START Extracted material
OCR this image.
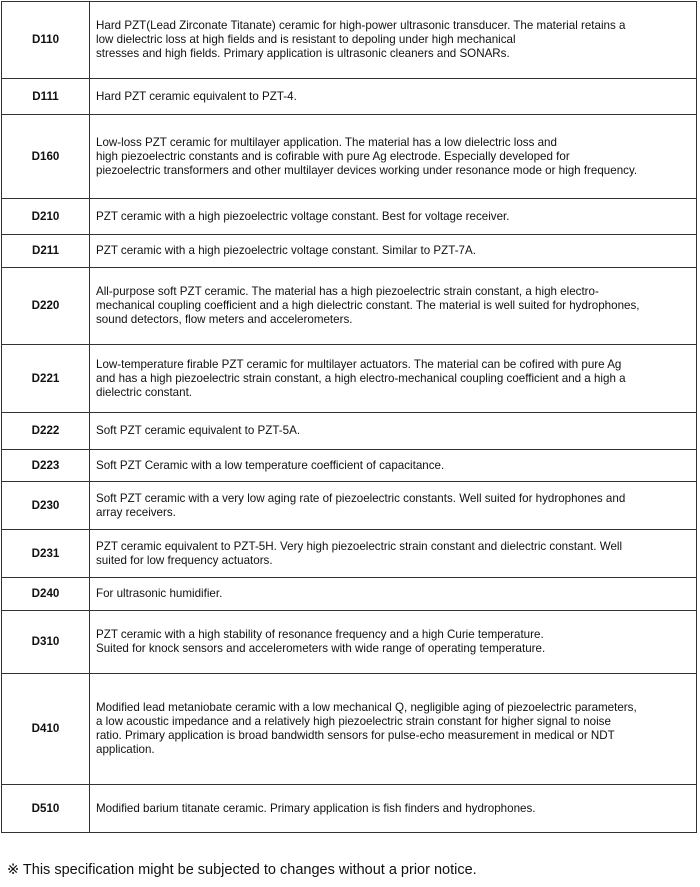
D110	Hard PZT(Lead Zirconate Titanate) ceramic for high-power ultrasonic transducer. The material retains a
low dielectric loss at high fields and is resistant to depoling under high mechanical
stresses and high fields. Primary application is ultrasonic cleaners and SONARs.

D111	Hard PZT ceramic equivalent to PZT-4.

D160	Low-loss PZT ceramic for multilayer application. The material has a low dielectric loss and
high piezoelectric constants and is cofirable with pure Ag electrode. Especially developed for
piezoelectric transformers and other multilayer devices working under resonance mode or high frequency.

D210	PZT ceramic with a high piezoelectric voltage constant. Best for voltage receiver.

D211	PZT ceramic with a high piezoelectric voltage constant. Similar to PZT-7A.

D220	All-purpose soft PZT ceramic. The material has a high piezoelectric strain constant, a high electro-
mechanical coupling coefficient and a high dielectric constant. The material is well suited for hydrophones,
sound detectors, flow meters and accelerometers.

D221	Low-temperature firable PZT ceramic for multilayer actuators. The material can be cofired with pure Ag
and has a high piezoelectric strain constant, a high electro-mechanical coupling coefficient and a high a
dielectric constant.

D222	Soft PZT ceramic equivalent to PZT-5A.

D223	Soft PZT Ceramic with a low temperature coefficient of capacitance.

D230	Soft PZT ceramic with a very low aging rate of piezoelectric constants. Well suited for hydrophones and
array receivers.

D231	PZT ceramic equivalent to PZT-5H. Very high piezoelectric strain constant and dielectric constant. Well
suited for low frequency actuators.

D240	For ultrasonic humidifier.

D310	PZT ceramic with a high stability of resonance frequency and a high Curie temperature.
Suited for knock sensors and accelerometers with wide range of operating temperature.

D410	Modified lead metaniobate ceramic with a low mechanical Q, negligible aging of piezoelectric parameters,
a low acoustic impedance and a relatively high piezoelectric strain constant for higher signal to noise
ratio. Primary application is broad bandwidth sensors for pulse-echo measurement in medical or NDT
application.

D510	Modified barium titanate ceramic. Primary application is fish finders and hydrophones.
※ This specification might be subjected to changes without a prior notice.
END Extracted material
_Task details_
Repeat each record exactly as shown above, dropping all images.

_Solution below_
OCR this image.
D110	Hard PZT(Lead Zirconate Titanate) ceramic for high-power ultrasonic transducer. The material retains a
low dielectric loss at high fields and is resistant to depoling under high mechanical
stresses and high fields. Primary application is ultrasonic cleaners and SONARs.

D111	Hard PZT ceramic equivalent to PZT-4.

D160	Low-loss PZT ceramic for multilayer application. The material has a low dielectric loss and
high piezoelectric constants and is cofirable with pure Ag electrode. Especially developed for
piezoelectric transformers and other multilayer devices working under resonance mode or high frequency.

D210	PZT ceramic with a high piezoelectric voltage constant. Best for voltage receiver.

D211	PZT ceramic with a high piezoelectric voltage constant. Similar to PZT-7A.

D220	All-purpose soft PZT ceramic. The material has a high piezoelectric strain constant, a high electro-
mechanical coupling coefficient and a high dielectric constant. The material is well suited for hydrophones,
sound detectors, flow meters and accelerometers.

D221	Low-temperature firable PZT ceramic for multilayer actuators. The material can be cofired with pure Ag
and has a high piezoelectric strain constant, a high electro-mechanical coupling coefficient and a high a
dielectric constant.

D222	Soft PZT ceramic equivalent to PZT-5A.

D223	Soft PZT Ceramic with a low temperature coefficient of capacitance.

D230	Soft PZT ceramic with a very low aging rate of piezoelectric constants. Well suited for hydrophones and
array receivers.

D231	PZT ceramic equivalent to PZT-5H. Very high piezoelectric strain constant and dielectric constant. Well
suited for low frequency actuators.

D240	For ultrasonic humidifier.

D310	PZT ceramic with a high stability of resonance frequency and a high Curie temperature.
Suited for knock sensors and accelerometers with wide range of operating temperature.

D410	Modified lead metaniobate ceramic with a low mechanical Q, negligible aging of piezoelectric parameters,
a low acoustic impedance and a relatively high piezoelectric strain constant for higher signal to noise
ratio. Primary application is broad bandwidth sensors for pulse-echo measurement in medical or NDT
application.

D510	Modified barium titanate ceramic. Primary application is fish finders and hydrophones.
※ This specification might be subjected to changes without a prior notice.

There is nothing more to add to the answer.